After Wuhan reopened last April, YMTC mobilized hundreds of engineers, including many from little-known emerging local semiconductor equipment suppliers. They were stationed inside the production campus, laboring for three shifts a day with the aim of overhauling all of its production processes and replacing as many foreign tools as possible, sources said.
“Senior management is raising targets of using locally built chip production machines almost every month, and they hope we could at least know what kind of alternatives we have and have a Plan B of the production line that will be free from US control,” one of the people told Nikkei.
YMTC declined multiple requests by Nikkei to interview the company about its supply chain reviews, progress and capacity expansion plans, as well as its localization efforts.
‘Secure and controllable’
This effort to localize production has been the opportunity of a lifetime for a new generation of Chinese chip champions like YMTC and their suppliers, whose fortunes have risen sharply following the start of the US-China trade war.
While the threat of sanctions hangs over them, so too does the largesse of state aid—subsidies and investment from local governments and the private sector have amounted to at least USD 170 billion since 2014, according to the state-backed China Securities Journal. There are also guaranteed orders with other Chinese chipmakers and domestic tech giants like Xiaomi, Oppo, Vivo, and Lenovo.

WHAT YOU NEED TO DO:
1. Summarize the excerpt on YMTC's push to localize chip production in three sentences.
2. Transcribe the records character for character, starting at their first line and ending with the line that contains "candle-body xyxy=(98,234,108,284)", including both ends.
The text and the records that follow have nothing to do with each other.

PROVIDED ENTRIES:
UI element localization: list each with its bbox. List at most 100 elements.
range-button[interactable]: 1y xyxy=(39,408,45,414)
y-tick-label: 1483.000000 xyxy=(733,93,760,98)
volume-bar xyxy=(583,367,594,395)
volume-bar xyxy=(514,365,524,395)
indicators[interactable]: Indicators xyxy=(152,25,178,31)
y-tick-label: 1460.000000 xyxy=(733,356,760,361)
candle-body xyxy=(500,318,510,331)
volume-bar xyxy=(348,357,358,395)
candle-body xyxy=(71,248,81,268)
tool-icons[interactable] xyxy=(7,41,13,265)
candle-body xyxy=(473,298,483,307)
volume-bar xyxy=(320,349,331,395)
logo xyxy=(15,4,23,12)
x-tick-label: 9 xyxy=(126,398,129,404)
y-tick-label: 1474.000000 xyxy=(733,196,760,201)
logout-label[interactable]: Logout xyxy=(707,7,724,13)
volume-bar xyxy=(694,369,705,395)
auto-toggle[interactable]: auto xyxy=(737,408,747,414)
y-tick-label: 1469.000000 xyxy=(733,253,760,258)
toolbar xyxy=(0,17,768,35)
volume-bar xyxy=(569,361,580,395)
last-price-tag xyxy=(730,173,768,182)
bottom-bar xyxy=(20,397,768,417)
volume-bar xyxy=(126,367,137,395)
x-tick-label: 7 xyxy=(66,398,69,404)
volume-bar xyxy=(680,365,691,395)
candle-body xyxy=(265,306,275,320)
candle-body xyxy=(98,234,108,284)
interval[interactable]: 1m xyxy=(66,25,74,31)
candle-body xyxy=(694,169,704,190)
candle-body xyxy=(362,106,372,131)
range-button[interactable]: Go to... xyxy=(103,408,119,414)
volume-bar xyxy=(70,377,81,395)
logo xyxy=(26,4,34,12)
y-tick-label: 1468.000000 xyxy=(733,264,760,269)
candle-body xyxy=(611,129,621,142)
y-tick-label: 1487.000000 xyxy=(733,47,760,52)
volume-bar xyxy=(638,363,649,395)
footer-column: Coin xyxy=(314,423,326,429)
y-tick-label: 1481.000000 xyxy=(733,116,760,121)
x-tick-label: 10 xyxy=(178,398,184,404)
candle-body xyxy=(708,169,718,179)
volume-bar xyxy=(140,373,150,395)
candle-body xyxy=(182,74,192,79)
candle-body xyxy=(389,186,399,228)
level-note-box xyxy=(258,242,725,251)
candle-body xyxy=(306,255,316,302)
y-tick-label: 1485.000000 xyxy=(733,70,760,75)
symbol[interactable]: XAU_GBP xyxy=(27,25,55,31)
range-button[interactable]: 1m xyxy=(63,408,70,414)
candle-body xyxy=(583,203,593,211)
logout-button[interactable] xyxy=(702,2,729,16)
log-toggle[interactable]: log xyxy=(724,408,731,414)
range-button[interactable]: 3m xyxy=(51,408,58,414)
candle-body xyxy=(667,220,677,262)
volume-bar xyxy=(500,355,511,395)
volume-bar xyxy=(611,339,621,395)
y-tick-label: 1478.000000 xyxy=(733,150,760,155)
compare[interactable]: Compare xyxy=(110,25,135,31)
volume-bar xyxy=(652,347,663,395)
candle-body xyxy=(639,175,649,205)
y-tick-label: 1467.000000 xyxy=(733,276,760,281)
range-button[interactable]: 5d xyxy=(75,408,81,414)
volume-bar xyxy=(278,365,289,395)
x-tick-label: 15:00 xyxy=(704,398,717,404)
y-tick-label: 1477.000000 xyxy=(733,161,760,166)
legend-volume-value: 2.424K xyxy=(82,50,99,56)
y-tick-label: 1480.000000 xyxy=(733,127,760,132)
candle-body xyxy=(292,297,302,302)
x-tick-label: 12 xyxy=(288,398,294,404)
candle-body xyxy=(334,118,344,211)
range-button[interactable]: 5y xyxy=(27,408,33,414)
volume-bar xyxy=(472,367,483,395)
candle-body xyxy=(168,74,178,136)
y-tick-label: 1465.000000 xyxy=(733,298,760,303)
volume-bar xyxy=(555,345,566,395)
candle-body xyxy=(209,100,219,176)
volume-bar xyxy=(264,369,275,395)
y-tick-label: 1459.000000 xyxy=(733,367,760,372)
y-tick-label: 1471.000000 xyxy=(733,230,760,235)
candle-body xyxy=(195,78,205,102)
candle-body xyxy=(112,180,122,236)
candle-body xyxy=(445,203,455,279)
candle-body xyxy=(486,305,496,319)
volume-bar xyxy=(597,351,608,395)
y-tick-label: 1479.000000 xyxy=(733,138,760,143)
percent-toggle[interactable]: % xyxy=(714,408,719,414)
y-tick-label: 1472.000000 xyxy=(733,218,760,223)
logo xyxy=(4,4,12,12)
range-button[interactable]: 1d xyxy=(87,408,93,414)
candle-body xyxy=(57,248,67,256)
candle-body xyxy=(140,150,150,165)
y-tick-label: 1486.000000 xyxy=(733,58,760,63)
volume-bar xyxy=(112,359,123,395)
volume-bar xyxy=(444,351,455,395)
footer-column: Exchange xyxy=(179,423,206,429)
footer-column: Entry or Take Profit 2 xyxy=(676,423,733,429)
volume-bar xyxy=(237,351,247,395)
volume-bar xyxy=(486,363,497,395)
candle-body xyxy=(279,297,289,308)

WRITTEN RESPONSES:
1. After Wuhan reopened, YMTC stationed hundreds of engineers, many from small local equipment suppliers, on its production campus to overhaul its processes and replace as many foreign tools as possible. Senior management kept raising targets for locally built machines and wanted a Plan B production line free from US control. The localization drive has been a major opportunity for Chinese chip firms and their suppliers, backed by at least USD 170 billion in subsidies and investment since 2014 and by guaranteed orders from domestic companies.

2.
UI element localization: list each with its bbox. List at most 100 elements.
range-button[interactable]: 1y xyxy=(39,408,45,414)
y-tick-label: 1483.000000 xyxy=(733,93,760,98)
volume-bar xyxy=(583,367,594,395)
volume-bar xyxy=(514,365,524,395)
indicators[interactable]: Indicators xyxy=(152,25,178,31)
y-tick-label: 1460.000000 xyxy=(733,356,760,361)
candle-body xyxy=(500,318,510,331)
volume-bar xyxy=(348,357,358,395)
candle-body xyxy=(71,248,81,268)
tool-icons[interactable] xyxy=(7,41,13,265)
candle-body xyxy=(473,298,483,307)
volume-bar xyxy=(320,349,331,395)
logo xyxy=(15,4,23,12)
x-tick-label: 9 xyxy=(126,398,129,404)
y-tick-label: 1474.000000 xyxy=(733,196,760,201)
logout-label[interactable]: Logout xyxy=(707,7,724,13)
volume-bar xyxy=(694,369,705,395)
auto-toggle[interactable]: auto xyxy=(737,408,747,414)
y-tick-label: 1469.000000 xyxy=(733,253,760,258)
toolbar xyxy=(0,17,768,35)
volume-bar xyxy=(569,361,580,395)
last-price-tag xyxy=(730,173,768,182)
bottom-bar xyxy=(20,397,768,417)
volume-bar xyxy=(126,367,137,395)
x-tick-label: 7 xyxy=(66,398,69,404)
volume-bar xyxy=(680,365,691,395)
candle-body xyxy=(265,306,275,320)
candle-body xyxy=(98,234,108,284)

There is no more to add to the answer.